PAGE EXTRACT:
--*--
The term "biodegradable" has been used over the past few years, to describe plastics or packaging that could potentially be metabolized by microorganisms in nature, with complete breakdown to CO2/Methane, water and biomass. However, there is significant confusion and controversy surrounding biodegradable plastics since many suppliers have used the term to loosely describe their material/packaging without specifying the conditions under which the material would degrade in nature. For instance, some plastics (like PLA) will only degrade under industrial composting conditions, while some others (like PHA) can break down under a wider range of conditions and environments (industrial, backyard, marine). Given this widespread confusion and the misuse of the "biodegradable" term, many global government and industry organizations have issued guidelines to restrict or eliminate the unqualified use of biodegradable as a descriptor of plastics or packaging. These include the European Commission guidelines (European Plastics Strategy) and the Federal Trade Commission Green Guides in the US.
--*--
DATASET EXCERPTS:

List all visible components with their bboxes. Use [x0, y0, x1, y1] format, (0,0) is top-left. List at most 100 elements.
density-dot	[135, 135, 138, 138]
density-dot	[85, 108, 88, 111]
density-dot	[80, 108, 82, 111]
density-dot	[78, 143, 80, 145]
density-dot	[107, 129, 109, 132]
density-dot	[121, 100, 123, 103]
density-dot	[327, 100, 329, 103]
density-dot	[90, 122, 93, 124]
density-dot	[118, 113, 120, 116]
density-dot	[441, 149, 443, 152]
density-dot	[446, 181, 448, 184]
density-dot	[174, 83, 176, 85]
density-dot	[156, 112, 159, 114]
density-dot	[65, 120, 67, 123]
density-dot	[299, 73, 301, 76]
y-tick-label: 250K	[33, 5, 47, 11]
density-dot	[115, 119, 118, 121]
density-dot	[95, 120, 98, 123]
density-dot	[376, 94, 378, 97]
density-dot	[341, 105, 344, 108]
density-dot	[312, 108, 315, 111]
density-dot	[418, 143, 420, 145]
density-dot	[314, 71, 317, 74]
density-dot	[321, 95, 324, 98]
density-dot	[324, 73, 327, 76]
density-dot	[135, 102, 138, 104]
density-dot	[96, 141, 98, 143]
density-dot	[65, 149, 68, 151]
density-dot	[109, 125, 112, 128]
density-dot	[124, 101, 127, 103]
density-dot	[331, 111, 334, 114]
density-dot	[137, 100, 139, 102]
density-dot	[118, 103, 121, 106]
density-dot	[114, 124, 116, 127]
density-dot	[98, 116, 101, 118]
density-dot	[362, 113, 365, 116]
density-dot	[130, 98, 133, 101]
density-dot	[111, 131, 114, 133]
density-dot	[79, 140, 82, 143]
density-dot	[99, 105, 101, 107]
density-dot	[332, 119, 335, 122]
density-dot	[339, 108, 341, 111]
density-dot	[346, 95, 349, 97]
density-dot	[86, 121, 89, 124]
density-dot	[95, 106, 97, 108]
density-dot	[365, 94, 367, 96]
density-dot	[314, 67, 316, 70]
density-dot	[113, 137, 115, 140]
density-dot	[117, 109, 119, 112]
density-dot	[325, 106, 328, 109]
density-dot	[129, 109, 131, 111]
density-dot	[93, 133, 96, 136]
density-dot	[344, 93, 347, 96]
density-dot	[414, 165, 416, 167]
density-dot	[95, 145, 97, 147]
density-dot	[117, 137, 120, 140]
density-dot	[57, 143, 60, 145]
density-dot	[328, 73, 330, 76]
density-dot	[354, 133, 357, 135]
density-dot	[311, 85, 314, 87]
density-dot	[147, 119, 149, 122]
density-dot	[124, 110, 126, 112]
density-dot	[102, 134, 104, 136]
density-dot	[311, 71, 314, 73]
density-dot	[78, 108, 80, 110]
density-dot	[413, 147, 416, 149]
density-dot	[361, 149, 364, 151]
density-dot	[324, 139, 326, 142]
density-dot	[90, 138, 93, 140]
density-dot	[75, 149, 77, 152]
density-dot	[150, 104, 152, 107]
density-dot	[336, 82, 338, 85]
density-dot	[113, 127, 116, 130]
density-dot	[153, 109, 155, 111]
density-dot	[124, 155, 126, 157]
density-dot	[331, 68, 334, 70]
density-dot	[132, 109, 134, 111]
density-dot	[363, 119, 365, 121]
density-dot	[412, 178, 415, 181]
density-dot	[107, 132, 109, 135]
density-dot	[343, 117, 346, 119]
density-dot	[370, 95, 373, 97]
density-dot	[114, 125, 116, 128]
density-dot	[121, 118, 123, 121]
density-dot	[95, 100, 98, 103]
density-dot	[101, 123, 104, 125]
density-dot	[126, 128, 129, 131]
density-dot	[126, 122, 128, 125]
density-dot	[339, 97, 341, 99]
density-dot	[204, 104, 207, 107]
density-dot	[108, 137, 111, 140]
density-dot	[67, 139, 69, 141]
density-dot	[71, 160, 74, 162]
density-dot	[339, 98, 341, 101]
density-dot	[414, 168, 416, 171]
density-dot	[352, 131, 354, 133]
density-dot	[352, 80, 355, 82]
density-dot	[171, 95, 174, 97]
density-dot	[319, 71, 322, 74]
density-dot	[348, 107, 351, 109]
--*--
WRITTEN TASKS:
A) In the passage on biodegradable plastics, translate this sentence into Spanish: "For instance, some plastics (like PLA) will only degrade under industrial composting conditions, while some others (like PHA) can break down under a wider range of conditions and environments (industrial, backyard, marine)."
B) Pick up the passage on biodegradable plastics after its last sentence and write what comes next.

TASK-BY-TASK RESULTS:
A) Por ejemplo, algunos plásticos (como el PLA) solo se degradarán en condiciones de compostaje industrial, mientras que otros (como el PHA) pueden descomponerse en una gama más amplia de condiciones y entornos (industrial, de jardín, marino).

B)
In line with such guidelines, Ubuntoo's recommends that companies providing biodegradable materials, products or packaging:
1.Avoid unqualified use of the term "biodegradable" to describe their products
2.Any claim of biodegradability should be accompanied by a description of specific conditions and environments under which the material or product will undergo degradation in nature
3.It is strongly recommended that companies provide globally accepted certifications or testing for various biodegradability claims (such as the BPA certification for industrial composting)
Further in line with the position articulated by the European Commission as well as major CPG companies, Ubuntoo recommends that "biodegradable" plastics should not be considered a solution for littering (or worse a license to litter). Appropriate collection and end-of-life solutions (such as industrial composting or home composting) need to be put into place to avoid biodegradable plastics ending up as litter in the environment.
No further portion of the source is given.